Wherever the word "Brut" turns up in a line of the entries, copy that line.

[Records]
################

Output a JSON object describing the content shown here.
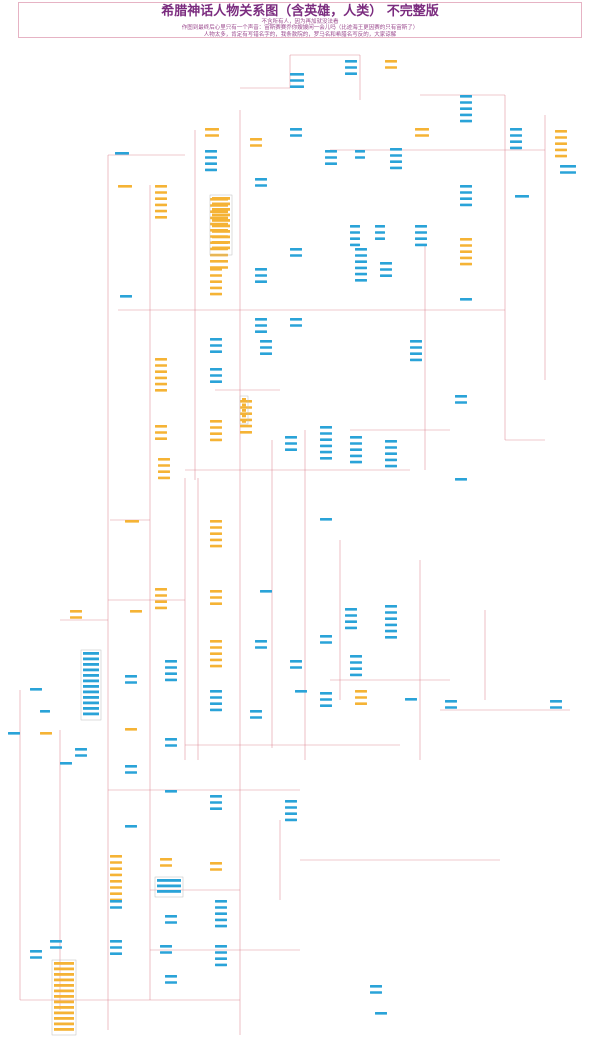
{
  "title": "希腊神话人物关系图（含英雄，人类） 不完整版",
  "notes": [
    "不含所有人，因为再加就没法看",
    "作图到最终后心里只有一个声音：宙斯赛赛乔你嫂嫂闲一会儿吗（比迹海王更因赛的只有宙斯了）",
    "人物太多，肯定有写错名字的，我条款院的，罗马名和希腊名写反的，大家谅解"
  ],
  "colors": {
    "title": "#7b2c7f",
    "note": "#9b4a8e",
    "frame": "#e6b3c4",
    "blue_node": "#2aa3d8",
    "orange_node": "#f5b335",
    "link": "#d9808b"
  }
}
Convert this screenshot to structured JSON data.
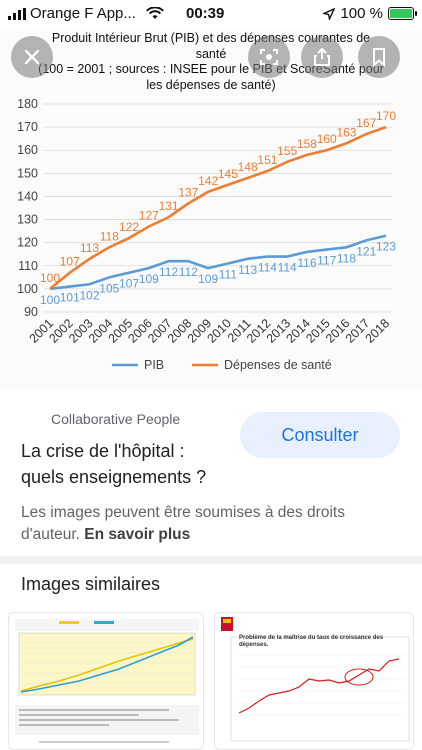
{
  "status_bar": {
    "carrier": "Orange F App...",
    "time": "00:39",
    "battery": "100 %"
  },
  "chart_data": {
    "type": "line",
    "title": "Produit Intérieur Brut (PIB) et des dépenses courantes de santé (100 = 2001 ; sources : INSEE pour le PIB et ScoreSanté pour les dépenses de santé)",
    "title_lines": [
      "Produit Intérieur Brut (PIB) et des dépenses courantes de",
      "santé",
      "(100 = 2001 ; sources : INSEE pour le PIB et ScoreSanté pour",
      "les dépenses de santé)"
    ],
    "categories": [
      "2001",
      "2002",
      "2003",
      "2004",
      "2005",
      "2006",
      "2007",
      "2008",
      "2009",
      "2010",
      "2011",
      "2012",
      "2013",
      "2014",
      "2015",
      "2016",
      "2017",
      "2018"
    ],
    "series": [
      {
        "name": "PIB",
        "color": "#5b9bd5",
        "values": [
          100,
          101,
          102,
          105,
          107,
          109,
          112,
          112,
          109,
          111,
          113,
          114,
          114,
          116,
          117,
          118,
          121,
          123
        ],
        "labels": [
          "100",
          "101",
          "102",
          "105",
          "107",
          "109",
          "112",
          "112",
          "109",
          "111",
          "113",
          "114",
          "114",
          "116",
          "117",
          "118",
          "121",
          "123"
        ]
      },
      {
        "name": "Dépenses de santé",
        "color": "#ed7d31",
        "values": [
          100,
          107,
          113,
          118,
          122,
          127,
          131,
          137,
          142,
          145,
          148,
          151,
          155,
          158,
          160,
          163,
          167,
          170
        ],
        "labels": [
          "100",
          "107",
          "113",
          "118",
          "122",
          "127",
          "131",
          "137",
          "142",
          "145",
          "148",
          "151",
          "155",
          "158",
          "160",
          "163",
          "167",
          "170"
        ]
      }
    ],
    "yticks": [
      "90",
      "100",
      "110",
      "120",
      "130",
      "140",
      "150",
      "160",
      "170",
      "180"
    ],
    "ylim": [
      90,
      180
    ],
    "grid": true,
    "legend": "bottom"
  },
  "overlay": {
    "close_icon": "close-icon",
    "lens_icon": "lens-icon",
    "share_icon": "share-icon",
    "bookmark_icon": "bookmark-icon"
  },
  "result": {
    "source": "Collaborative People",
    "headline": "La crise de l'hôpital : quels enseignements ?",
    "consult_label": "Consulter",
    "copyright_text": "Les images peuvent être soumises à des droits d'auteur.",
    "learn_more": "En savoir plus"
  },
  "similar": {
    "title": "Images similaires",
    "thumb2_title": "Problème de la maîtrise du taux de croissance des dépenses."
  }
}
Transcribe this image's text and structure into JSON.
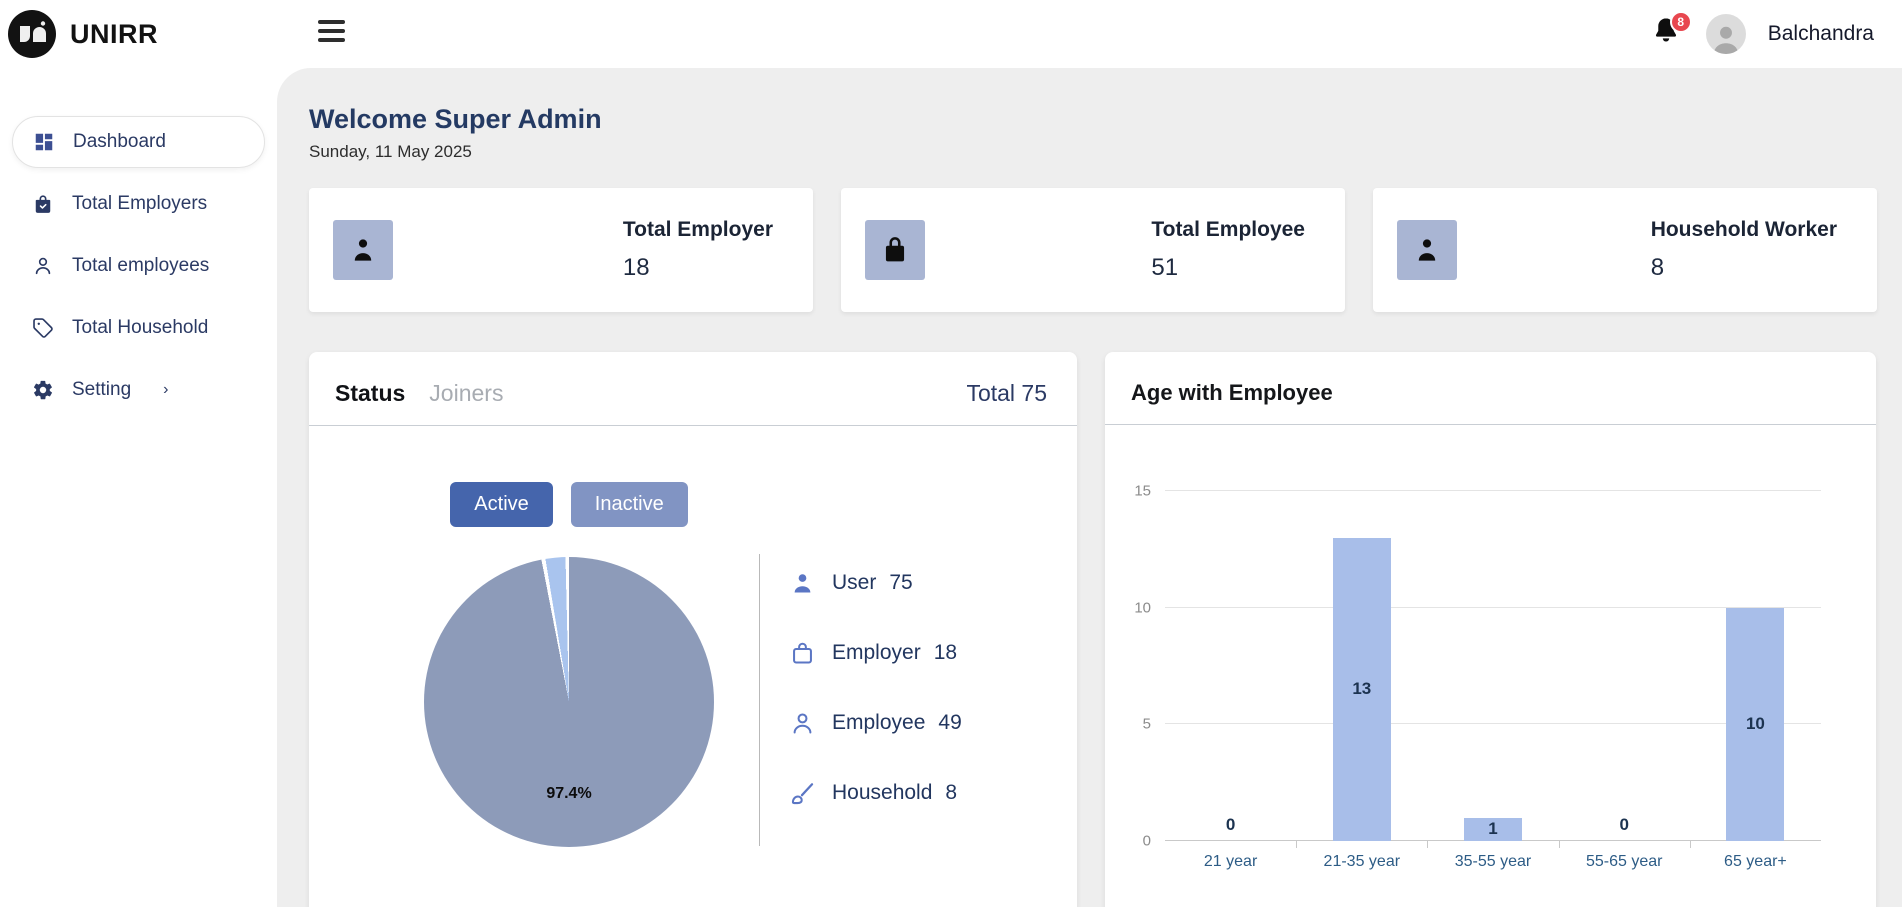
{
  "topbar": {
    "brand": "UNIRR",
    "notification_count": "8",
    "user_name": "Balchandra"
  },
  "sidebar": {
    "items": [
      {
        "id": "dashboard",
        "label": "Dashboard",
        "active": true
      },
      {
        "id": "total-employers",
        "label": "Total Employers"
      },
      {
        "id": "total-employees",
        "label": "Total employees"
      },
      {
        "id": "total-household",
        "label": "Total Household"
      },
      {
        "id": "setting",
        "label": "Setting",
        "chevron": "›"
      }
    ]
  },
  "page": {
    "heading": "Welcome Super Admin",
    "date": "Sunday, 11 May 2025"
  },
  "stat_cards": [
    {
      "title": "Total Employer",
      "value": "18",
      "icon": "person-icon"
    },
    {
      "title": "Total Employee",
      "value": "51",
      "icon": "bag-icon"
    },
    {
      "title": "Household Worker",
      "value": "8",
      "icon": "person-icon"
    }
  ],
  "status_panel": {
    "title": "Status",
    "subtitle": "Joiners",
    "total_label": "Total 75",
    "active_button": "Active",
    "inactive_button": "Inactive",
    "active_color": "#4565ac",
    "inactive_color": "#8194c3",
    "legend": [
      {
        "label": "User",
        "value": "75",
        "icon": "user-icon"
      },
      {
        "label": "Employer",
        "value": "18",
        "icon": "bag-icon"
      },
      {
        "label": "Employee",
        "value": "49",
        "icon": "person-icon"
      },
      {
        "label": "Household",
        "value": "8",
        "icon": "brush-icon"
      }
    ]
  },
  "age_panel": {
    "title": "Age with Employee"
  },
  "chart_data": [
    {
      "type": "pie",
      "title": "Status Joiners",
      "slices": [
        {
          "label": "Active",
          "value": 97.4,
          "color": "#8d9bb9"
        },
        {
          "label": "Inactive",
          "value": 2.6,
          "color": "#a9c4ee"
        }
      ],
      "annotation": "97.4%",
      "legend_position": "right"
    },
    {
      "type": "bar",
      "title": "Age with Employee",
      "categories": [
        "21 year",
        "21-35 year",
        "35-55 year",
        "55-65 year",
        "65 year+"
      ],
      "values": [
        0,
        13,
        1,
        0,
        10
      ],
      "ylim": [
        0,
        15
      ],
      "yticks": [
        0,
        5,
        10,
        15
      ],
      "bar_color": "#a8bee9",
      "grid": true,
      "xlabel": "",
      "ylabel": ""
    }
  ]
}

################

--- Response to the exercise ---
    "title": "Produit Intérieur Brut (PIB) et des dépenses courantes de santé (100 = 2001 ; sources : INSEE pour le PIB et ScoreSanté pour les dépenses de santé)",
      "Produit Intérieur Brut (PIB) et des dépenses courantes de",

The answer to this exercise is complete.